- **TO BE DONE**:
Strip the pictures and reproduce the rest of the listing exactly.

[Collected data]
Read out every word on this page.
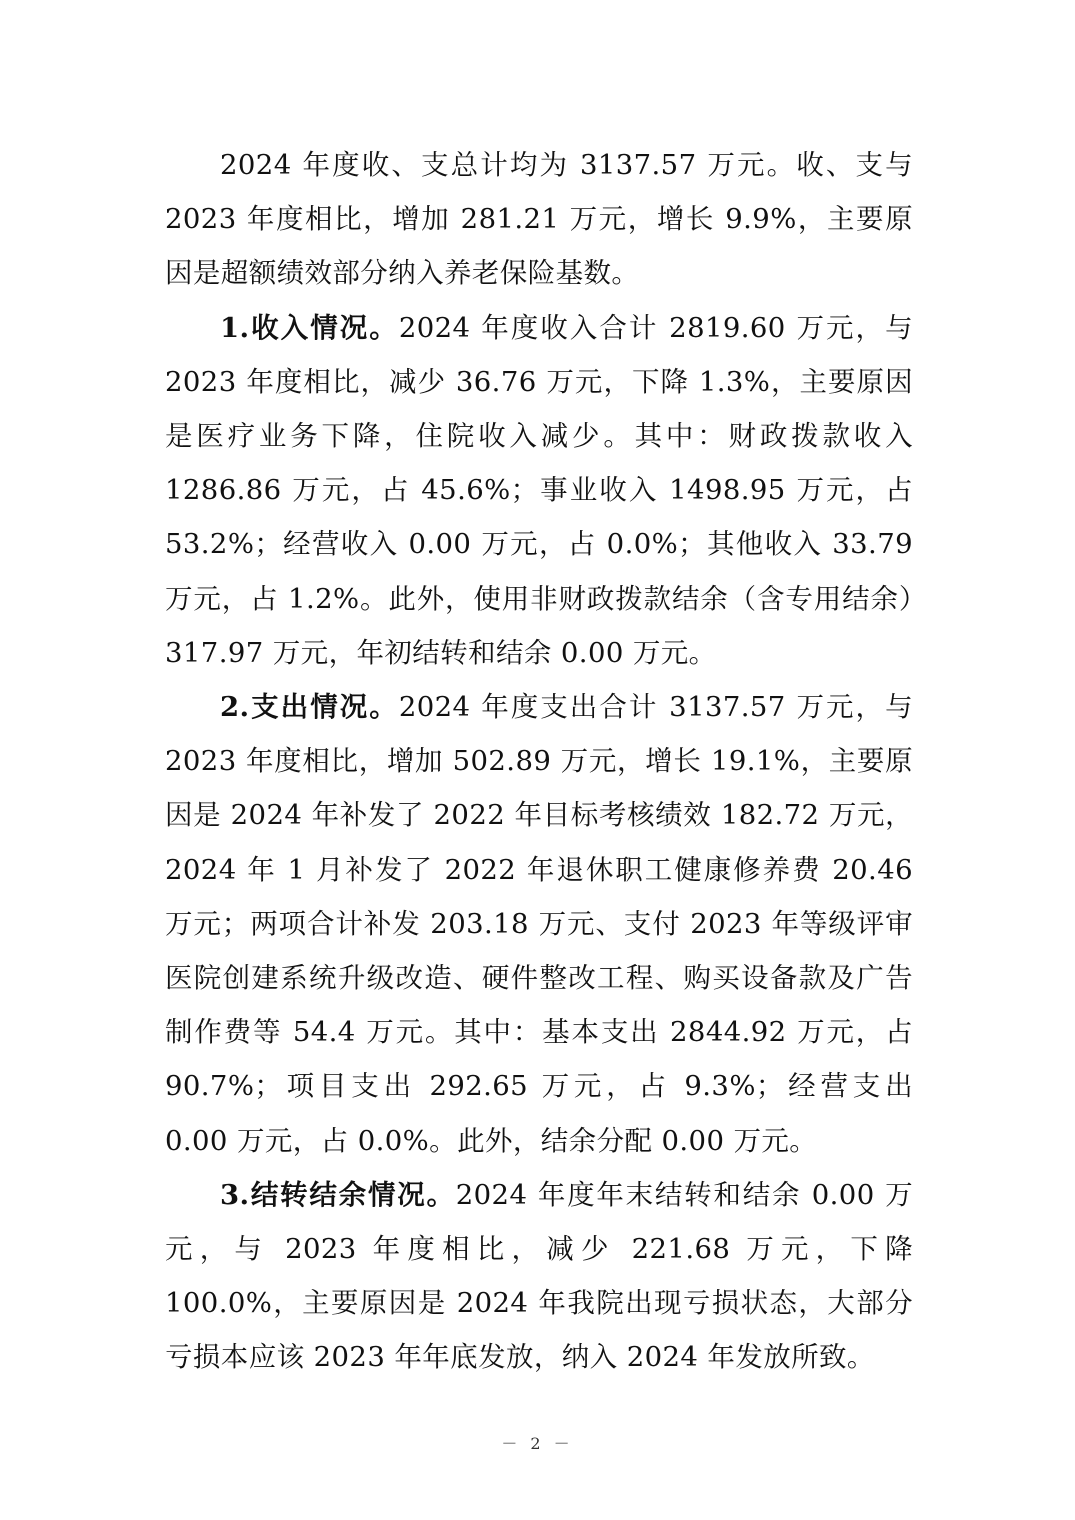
2024 年度收、支总计均为 3137.57 万元。收、支与 2023 年度相比，增加 281.21 万元，增长 9.9%，主要原因是超额绩效部分纳入养老保险基数。

1.收入情况。2024 年度收入合计 2819.60 万元，与 2023 年度相比，减少 36.76 万元，下降 1.3%，主要原因是医疗业务下降，住院收入减少。其中：财政拨款收入 1286.86 万元，占 45.6%；事业收入 1498.95 万元，占 53.2%；经营收入 0.00 万元，占 0.0%；其他收入 33.79 万元，占 1.2%。此外，使用非财政拨款结余（含专用结余）317.97 万元，年初结转和结余 0.00 万元。

2.支出情况。2024 年度支出合计 3137.57 万元，与 2023 年度相比，增加 502.89 万元，增长 19.1%，主要原因是 2024 年补发了 2022 年目标考核绩效 182.72 万元，2024 年 1 月补发了 2022 年退休职工健康修养费 20.46 万元；两项合计补发 203.18 万元、支付 2023 年等级评审医院创建系统升级改造、硬件整改工程、购买设备款及广告制作费等 54.4 万元。其中：基本支出 2844.92 万元，占 90.7%；项目支出 292.65 万元，占 9.3%；经营支出 0.00 万元，占 0.0%。此外，结余分配 0.00 万元。

3.结转结余情况。2024 年度年末结转和结余 0.00 万元，与 2023 年度相比，减少 221.68 万元，下降 100.0%，主要原因是 2024 年我院出现亏损状态，大部分亏损本应该 2023 年年底发放，纳入 2024 年发放所致。

－ 2 －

- **REPLY TO THE EXERCISE**:
Read out every word on this page.
2024 年度收、支总计均为 3137.57 万元。收、支与 2023 年度相比，增加 281.21 万元，增长 9.9%，主要原因是超额绩效部分纳入养老保险基数。

1.收入情况。2024 年度收入合计 2819.60 万元，与 2023 年度相比，减少 36.76 万元，下降 1.3%，主要原因是医疗业务下降，住院收入减少。其中：财政拨款收入 1286.86 万元，占 45.6%；事业收入 1498.95 万元，占 53.2%；经营收入 0.00 万元，占 0.0%；其他收入 33.79 万元，占 1.2%。此外，使用非财政拨款结余（含专用结余）317.97 万元，年初结转和结余 0.00 万元。

2.支出情况。2024 年度支出合计 3137.57 万元，与 2023 年度相比，增加 502.89 万元，增长 19.1%，主要原因是 2024 年补发了 2022 年目标考核绩效 182.72 万元，2024 年 1 月补发了 2022 年退休职工健康修养费 20.46 万元；两项合计补发 203.18 万元、支付 2023 年等级评审医院创建系统升级改造、硬件整改工程、购买设备款及广告制作费等 54.4 万元。其中：基本支出 2844.92 万元，占 90.7%；项目支出 292.65 万元，占 9.3%；经营支出 0.00 万元，占 0.0%。此外，结余分配 0.00 万元。

3.结转结余情况。2024 年度年末结转和结余 0.00 万元，与 2023 年度相比，减少 221.68 万元，下降 100.0%，主要原因是 2024 年我院出现亏损状态，大部分亏损本应该 2023 年年底发放，纳入 2024 年发放所致。

－ 2 －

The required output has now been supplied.